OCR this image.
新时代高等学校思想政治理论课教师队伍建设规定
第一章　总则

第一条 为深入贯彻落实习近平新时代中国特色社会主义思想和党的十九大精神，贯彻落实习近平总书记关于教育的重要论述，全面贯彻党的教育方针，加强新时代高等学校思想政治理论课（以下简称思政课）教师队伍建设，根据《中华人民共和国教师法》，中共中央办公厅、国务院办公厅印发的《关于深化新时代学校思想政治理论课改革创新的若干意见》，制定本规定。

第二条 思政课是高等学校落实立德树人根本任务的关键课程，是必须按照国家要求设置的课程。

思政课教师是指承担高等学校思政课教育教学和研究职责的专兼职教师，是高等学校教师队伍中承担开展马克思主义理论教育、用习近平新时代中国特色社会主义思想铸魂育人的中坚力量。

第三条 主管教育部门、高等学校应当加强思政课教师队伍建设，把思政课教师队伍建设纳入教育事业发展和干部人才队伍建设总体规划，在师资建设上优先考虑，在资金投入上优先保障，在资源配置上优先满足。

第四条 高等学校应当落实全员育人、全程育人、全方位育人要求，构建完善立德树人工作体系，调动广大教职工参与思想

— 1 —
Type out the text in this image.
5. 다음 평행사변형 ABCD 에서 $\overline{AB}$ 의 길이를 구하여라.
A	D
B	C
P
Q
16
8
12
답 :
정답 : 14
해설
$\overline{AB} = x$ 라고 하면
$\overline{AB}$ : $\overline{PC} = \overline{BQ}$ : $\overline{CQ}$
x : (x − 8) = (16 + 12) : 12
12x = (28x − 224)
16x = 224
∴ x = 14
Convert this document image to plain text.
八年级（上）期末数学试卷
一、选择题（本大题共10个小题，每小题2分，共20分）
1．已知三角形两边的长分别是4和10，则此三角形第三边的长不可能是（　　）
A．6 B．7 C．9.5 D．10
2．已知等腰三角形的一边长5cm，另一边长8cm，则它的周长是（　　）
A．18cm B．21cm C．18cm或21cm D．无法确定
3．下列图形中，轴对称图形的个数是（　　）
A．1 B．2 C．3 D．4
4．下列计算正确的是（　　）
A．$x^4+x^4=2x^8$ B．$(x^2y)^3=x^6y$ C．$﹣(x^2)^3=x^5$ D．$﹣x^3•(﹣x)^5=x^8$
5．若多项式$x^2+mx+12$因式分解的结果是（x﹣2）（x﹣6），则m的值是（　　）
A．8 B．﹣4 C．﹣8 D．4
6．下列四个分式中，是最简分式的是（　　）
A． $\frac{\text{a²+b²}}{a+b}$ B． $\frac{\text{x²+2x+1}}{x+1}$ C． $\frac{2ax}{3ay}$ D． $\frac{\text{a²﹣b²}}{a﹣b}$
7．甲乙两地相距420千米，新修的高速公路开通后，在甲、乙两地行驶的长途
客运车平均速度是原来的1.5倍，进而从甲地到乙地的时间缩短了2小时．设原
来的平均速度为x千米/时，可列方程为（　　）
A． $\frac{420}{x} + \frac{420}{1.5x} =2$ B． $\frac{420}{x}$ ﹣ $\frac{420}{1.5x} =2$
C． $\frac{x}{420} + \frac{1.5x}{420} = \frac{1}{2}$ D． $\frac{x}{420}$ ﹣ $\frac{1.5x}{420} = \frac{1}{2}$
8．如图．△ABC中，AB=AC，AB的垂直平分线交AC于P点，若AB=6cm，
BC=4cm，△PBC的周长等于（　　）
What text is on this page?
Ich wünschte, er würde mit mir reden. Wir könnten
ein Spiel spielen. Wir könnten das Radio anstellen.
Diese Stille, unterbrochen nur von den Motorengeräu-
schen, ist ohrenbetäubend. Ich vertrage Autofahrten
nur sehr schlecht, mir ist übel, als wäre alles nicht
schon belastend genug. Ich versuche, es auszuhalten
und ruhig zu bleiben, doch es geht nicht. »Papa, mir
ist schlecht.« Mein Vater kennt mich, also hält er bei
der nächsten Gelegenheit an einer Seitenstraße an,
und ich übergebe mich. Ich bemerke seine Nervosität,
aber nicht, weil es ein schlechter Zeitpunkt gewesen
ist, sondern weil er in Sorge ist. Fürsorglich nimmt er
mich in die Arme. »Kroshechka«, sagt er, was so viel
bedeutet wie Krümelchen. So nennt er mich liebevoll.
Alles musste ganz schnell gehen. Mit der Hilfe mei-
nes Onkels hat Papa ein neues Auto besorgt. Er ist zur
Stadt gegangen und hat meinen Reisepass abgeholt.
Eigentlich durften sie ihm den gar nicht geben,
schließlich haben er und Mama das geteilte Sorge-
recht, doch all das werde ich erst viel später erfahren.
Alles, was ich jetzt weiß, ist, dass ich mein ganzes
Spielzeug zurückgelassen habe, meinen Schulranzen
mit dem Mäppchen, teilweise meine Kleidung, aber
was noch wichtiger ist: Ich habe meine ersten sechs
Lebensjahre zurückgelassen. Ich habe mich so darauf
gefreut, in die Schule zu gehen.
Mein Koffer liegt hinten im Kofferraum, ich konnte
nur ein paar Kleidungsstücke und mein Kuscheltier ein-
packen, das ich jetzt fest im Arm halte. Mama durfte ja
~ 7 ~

• _Exercise_: Return the entries in full, keeping every line exactly as it is.

• _Task result_:
OCR this image.
新时代高等学校思想政治理论课教师队伍建设规定
第一章　总则

第一条 为深入贯彻落实习近平新时代中国特色社会主义思想和党的十九大精神，贯彻落实习近平总书记关于教育的重要论述，全面贯彻党的教育方针，加强新时代高等学校思想政治理论课（以下简称思政课）教师队伍建设，根据《中华人民共和国教师法》，中共中央办公厅、国务院办公厅印发的《关于深化新时代学校思想政治理论课改革创新的若干意见》，制定本规定。

第二条 思政课是高等学校落实立德树人根本任务的关键课程，是必须按照国家要求设置的课程。

思政课教师是指承担高等学校思政课教育教学和研究职责的专兼职教师，是高等学校教师队伍中承担开展马克思主义理论教育、用习近平新时代中国特色社会主义思想铸魂育人的中坚力量。

第三条 主管教育部门、高等学校应当加强思政课教师队伍建设，把思政课教师队伍建设纳入教育事业发展和干部人才队伍建设总体规划，在师资建设上优先考虑，在资金投入上优先保障，在资源配置上优先满足。

第四条 高等学校应当落实全员育人、全程育人、全方位育人要求，构建完善立德树人工作体系，调动广大教职工参与思想

— 1 —
Type out the text in this image.
5. 다음 평행사변형 ABCD 에서 $\overline{AB}$ 의 길이를 구하여라.
A	D
B	C
P
Q
16
8
12
답 :
정답 : 14
해설
$\overline{AB} = x$ 라고 하면
$\overline{AB}$ : $\overline{PC} = \overline{BQ}$ : $\overline{CQ}$
x : (x − 8) = (16 + 12) : 12
12x = (28x − 224)
16x = 224
∴ x = 14
Convert this document image to plain text.
八年级（上）期末数学试卷
一、选择题（本大题共10个小题，每小题2分，共20分）
1．已知三角形两边的长分别是4和10，则此三角形第三边的长不可能是（　　）
A．6 B．7 C．9.5 D．10
2．已知等腰三角形的一边长5cm，另一边长8cm，则它的周长是（　　）
A．18cm B．21cm C．18cm或21cm D．无法确定
3．下列图形中，轴对称图形的个数是（　　）
A．1 B．2 C．3 D．4
4．下列计算正确的是（　　）
A．$x^4+x^4=2x^8$ B．$(x^2y)^3=x^6y$ C．$﹣(x^2)^3=x^5$ D．$﹣x^3•(﹣x)^5=x^8$
5．若多项式$x^2+mx+12$因式分解的结果是（x﹣2）（x﹣6），则m的值是（　　）
A．8 B．﹣4 C．﹣8 D．4
6．下列四个分式中，是最简分式的是（　　）
A． $\frac{\text{a²+b²}}{a+b}$ B． $\frac{\text{x²+2x+1}}{x+1}$ C． $\frac{2ax}{3ay}$ D． $\frac{\text{a²﹣b²}}{a﹣b}$
7．甲乙两地相距420千米，新修的高速公路开通后，在甲、乙两地行驶的长途
客运车平均速度是原来的1.5倍，进而从甲地到乙地的时间缩短了2小时．设原
来的平均速度为x千米/时，可列方程为（　　）
A． $\frac{420}{x} + \frac{420}{1.5x} =2$ B． $\frac{420}{x}$ ﹣ $\frac{420}{1.5x} =2$
C． $\frac{x}{420} + \frac{1.5x}{420} = \frac{1}{2}$ D． $\frac{x}{420}$ ﹣ $\frac{1.5x}{420} = \frac{1}{2}$
8．如图．△ABC中，AB=AC，AB的垂直平分线交AC于P点，若AB=6cm，
BC=4cm，△PBC的周长等于（　　）
What text is on this page?
Ich wünschte, er würde mit mir reden. Wir könnten
ein Spiel spielen. Wir könnten das Radio anstellen.
Diese Stille, unterbrochen nur von den Motorengeräu-
schen, ist ohrenbetäubend. Ich vertrage Autofahrten
nur sehr schlecht, mir ist übel, als wäre alles nicht
schon belastend genug. Ich versuche, es auszuhalten
und ruhig zu bleiben, doch es geht nicht. »Papa, mir
ist schlecht.« Mein Vater kennt mich, also hält er bei
der nächsten Gelegenheit an einer Seitenstraße an,
und ich übergebe mich. Ich bemerke seine Nervosität,
aber nicht, weil es ein schlechter Zeitpunkt gewesen
ist, sondern weil er in Sorge ist. Fürsorglich nimmt er
mich in die Arme. »Kroshechka«, sagt er, was so viel
bedeutet wie Krümelchen. So nennt er mich liebevoll.
Alles musste ganz schnell gehen. Mit der Hilfe mei-
nes Onkels hat Papa ein neues Auto besorgt. Er ist zur
Stadt gegangen und hat meinen Reisepass abgeholt.
Eigentlich durften sie ihm den gar nicht geben,
schließlich haben er und Mama das geteilte Sorge-
recht, doch all das werde ich erst viel später erfahren.
Alles, was ich jetzt weiß, ist, dass ich mein ganzes
Spielzeug zurückgelassen habe, meinen Schulranzen
mit dem Mäppchen, teilweise meine Kleidung, aber
was noch wichtiger ist: Ich habe meine ersten sechs
Lebensjahre zurückgelassen. Ich habe mich so darauf
gefreut, in die Schule zu gehen.
Mein Koffer liegt hinten im Kofferraum, ich konnte
nur ein paar Kleidungsstücke und mein Kuscheltier ein-
packen, das ich jetzt fest im Arm halte. Mama durfte ja
~ 7 ~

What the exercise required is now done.